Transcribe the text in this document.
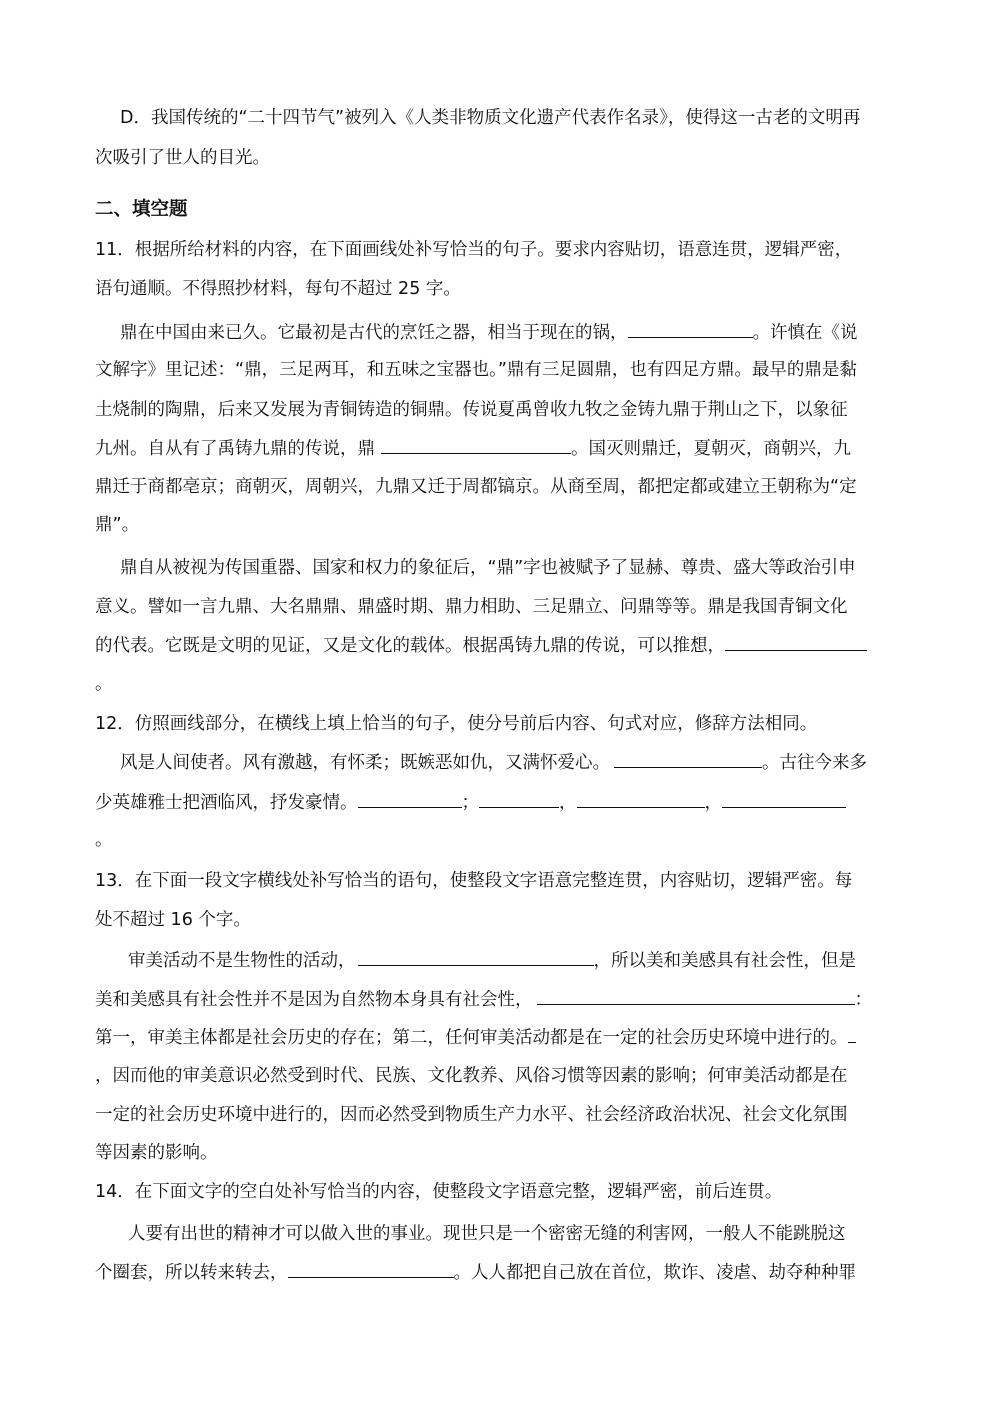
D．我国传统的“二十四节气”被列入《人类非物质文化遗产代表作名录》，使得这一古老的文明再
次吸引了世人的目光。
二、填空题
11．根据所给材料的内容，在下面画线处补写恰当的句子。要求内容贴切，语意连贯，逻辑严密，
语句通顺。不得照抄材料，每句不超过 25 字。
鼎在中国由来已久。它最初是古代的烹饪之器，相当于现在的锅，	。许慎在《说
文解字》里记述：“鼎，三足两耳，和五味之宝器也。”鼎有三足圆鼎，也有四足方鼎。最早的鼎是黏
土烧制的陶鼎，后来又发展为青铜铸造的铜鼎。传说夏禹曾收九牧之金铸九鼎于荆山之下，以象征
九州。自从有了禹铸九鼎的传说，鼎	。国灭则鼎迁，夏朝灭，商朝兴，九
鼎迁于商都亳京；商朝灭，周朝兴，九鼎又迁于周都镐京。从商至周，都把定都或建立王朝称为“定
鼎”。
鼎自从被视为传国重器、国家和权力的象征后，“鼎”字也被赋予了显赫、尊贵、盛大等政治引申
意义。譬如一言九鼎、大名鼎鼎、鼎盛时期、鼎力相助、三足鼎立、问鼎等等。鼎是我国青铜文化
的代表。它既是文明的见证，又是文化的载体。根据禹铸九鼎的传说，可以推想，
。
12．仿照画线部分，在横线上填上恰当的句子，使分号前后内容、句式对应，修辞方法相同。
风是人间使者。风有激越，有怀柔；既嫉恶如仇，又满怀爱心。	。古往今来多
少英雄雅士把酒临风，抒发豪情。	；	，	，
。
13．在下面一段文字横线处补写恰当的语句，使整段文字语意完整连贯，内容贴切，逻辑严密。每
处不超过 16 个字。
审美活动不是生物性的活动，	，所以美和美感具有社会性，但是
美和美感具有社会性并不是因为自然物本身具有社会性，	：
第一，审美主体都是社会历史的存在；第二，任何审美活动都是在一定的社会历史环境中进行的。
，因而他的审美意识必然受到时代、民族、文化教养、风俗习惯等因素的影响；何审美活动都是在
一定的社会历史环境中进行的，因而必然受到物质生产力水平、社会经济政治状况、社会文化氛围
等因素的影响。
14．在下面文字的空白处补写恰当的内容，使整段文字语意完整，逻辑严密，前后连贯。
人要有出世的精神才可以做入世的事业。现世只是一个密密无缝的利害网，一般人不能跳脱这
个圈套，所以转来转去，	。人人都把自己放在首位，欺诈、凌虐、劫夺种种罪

» WHAT YOU NEED TO DO: Determine how many lines of this listing contain "逻辑严密", and give only the number.

» THE OUTPUT: 3